### Work to be completed
Quote the records that follow in full, leaving the pictures out.

### Records for this task
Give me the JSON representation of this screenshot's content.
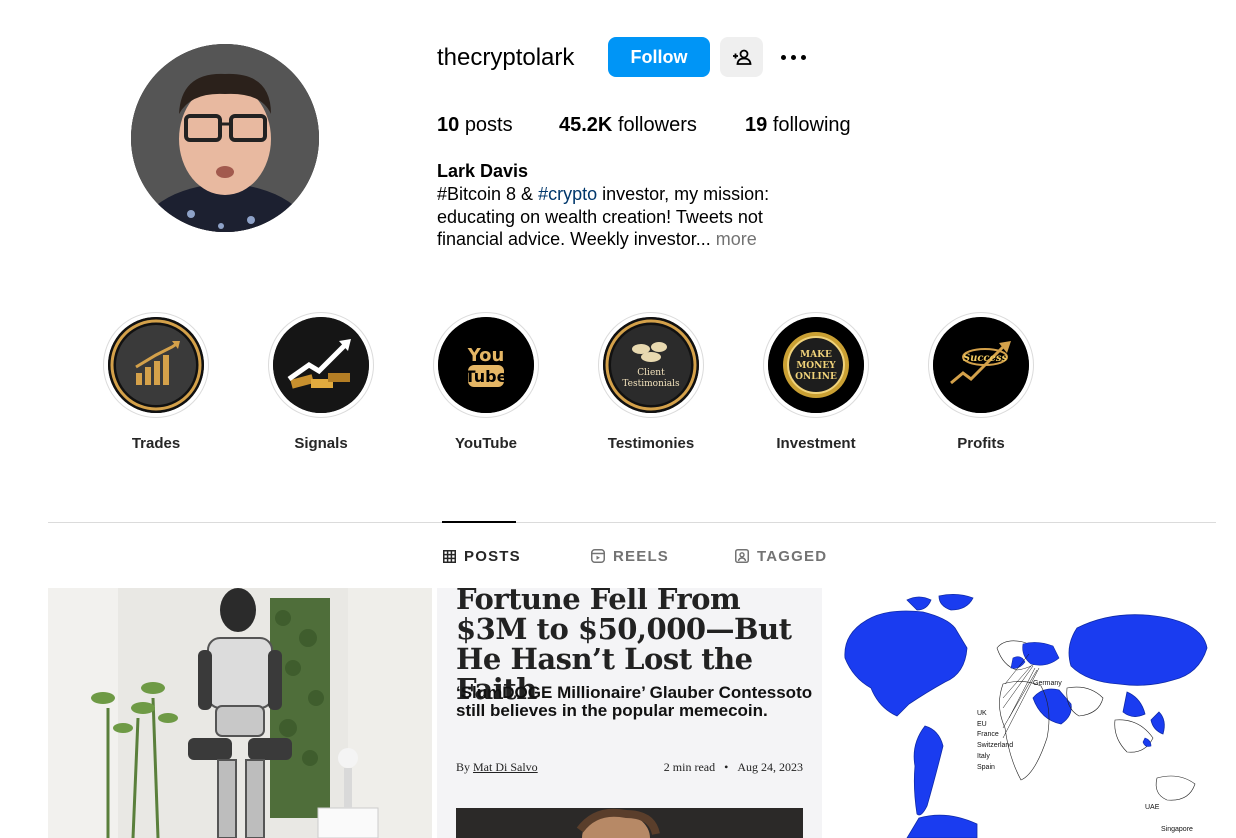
{
  "profile": {
    "username": "thecryptolark",
    "follow_label": "Follow",
    "full_name": "Lark Davis",
    "stats": {
      "posts_count": "10",
      "posts_label": "posts",
      "followers_count": "45.2K",
      "followers_label": "followers",
      "following_count": "19",
      "following_label": "following"
    },
    "bio": {
      "tag1": "#Bitcoin",
      "text1": " 8 & ",
      "tag2": "#crypto",
      "text2": " investor, my mission: educating on wealth creation! Tweets not financial advice. Weekly investor...",
      "more": " more"
    }
  },
  "highlights": [
    {
      "label": "Trades",
      "icon": "bar-chart-icon",
      "badge": ""
    },
    {
      "label": "Signals",
      "icon": "rising-arrow-gold-icon",
      "badge": ""
    },
    {
      "label": "YouTube",
      "icon": "youtube-logo-icon",
      "badge_top": "You",
      "badge_bottom": "Tube"
    },
    {
      "label": "Testimonies",
      "icon": "speech-bubbles-icon",
      "badge_top": "Client",
      "badge_bottom": "Testimonials"
    },
    {
      "label": "Investment",
      "icon": "coin-icon",
      "badge_top": "MAKE",
      "badge_mid": "MONEY",
      "badge_bottom": "ONLINE"
    },
    {
      "label": "Profits",
      "icon": "success-arrow-icon",
      "badge": "Success"
    }
  ],
  "tabs": [
    {
      "label": "POSTS",
      "icon": "grid-icon",
      "active": true
    },
    {
      "label": "REELS",
      "icon": "reels-icon",
      "active": false
    },
    {
      "label": "TAGGED",
      "icon": "tagged-icon",
      "active": false
    }
  ],
  "posts": {
    "article": {
      "title": "Fortune Fell From $3M to $50,000—But He Hasn’t Lost the Faith",
      "subtitle": "‘SlumDOGE Millionaire’ Glauber Contessoto still believes in the popular memecoin.",
      "by_prefix": "By ",
      "author": "Mat Di Salvo",
      "read_time": "2 min read",
      "separator": "•",
      "date": "Aug 24, 2023"
    },
    "map": {
      "labels": [
        "Germany",
        "UK",
        "EU",
        "France",
        "Switzerland",
        "Italy",
        "Spain",
        "UAE",
        "Singapore"
      ]
    }
  },
  "colors": {
    "follow_button": "#0095f6",
    "map_highlight": "#1a3cf0",
    "hashtag": "#00376b",
    "muted": "#737373",
    "highlight_gold": "#d4a14a"
  }
}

### Final result
Give me the JSON representation of this screenshot's content.
{
  "profile": {
    "username": "thecryptolark",
    "follow_label": "Follow",
    "full_name": "Lark Davis",
    "stats": {
      "posts_count": "10",
      "posts_label": "posts",
      "followers_count": "45.2K",
      "followers_label": "followers",
      "following_count": "19",
      "following_label": "following"
    },
    "bio": {
      "tag1": "#Bitcoin",
      "text1": " 8 & ",
      "tag2": "#crypto",
      "text2": " investor, my mission: educating on wealth creation! Tweets not financial advice. Weekly investor...",
      "more": " more"
    }
  },
  "highlights": [
    {
      "label": "Trades",
      "icon": "bar-chart-icon",
      "badge": ""
    },
    {
      "label": "Signals",
      "icon": "rising-arrow-gold-icon",
      "badge": ""
    },
    {
      "label": "YouTube",
      "icon": "youtube-logo-icon",
      "badge_top": "You",
      "badge_bottom": "Tube"
    },
    {
      "label": "Testimonies",
      "icon": "speech-bubbles-icon",
      "badge_top": "Client",
      "badge_bottom": "Testimonials"
    },
    {
      "label": "Investment",
      "icon": "coin-icon",
      "badge_top": "MAKE",
      "badge_mid": "MONEY",
      "badge_bottom": "ONLINE"
    },
    {
      "label": "Profits",
      "icon": "success-arrow-icon",
      "badge": "Success"
    }
  ],
  "tabs": [
    {
      "label": "POSTS",
      "icon": "grid-icon",
      "active": true
    },
    {
      "label": "REELS",
      "icon": "reels-icon",
      "active": false
    },
    {
      "label": "TAGGED",
      "icon": "tagged-icon",
      "active": false
    }
  ],
  "posts": {
    "article": {
      "title": "Fortune Fell From $3M to $50,000—But He Hasn’t Lost the Faith",
      "subtitle": "‘SlumDOGE Millionaire’ Glauber Contessoto still believes in the popular memecoin.",
      "by_prefix": "By ",
      "author": "Mat Di Salvo",
      "read_time": "2 min read",
      "separator": "•",
      "date": "Aug 24, 2023"
    },
    "map": {
      "labels": [
        "Germany",
        "UK",
        "EU",
        "France",
        "Switzerland",
        "Italy",
        "Spain",
        "UAE",
        "Singapore"
      ]
    }
  },
  "colors": {
    "follow_button": "#0095f6",
    "map_highlight": "#1a3cf0",
    "hashtag": "#00376b",
    "muted": "#737373",
    "highlight_gold": "#d4a14a"
  }
}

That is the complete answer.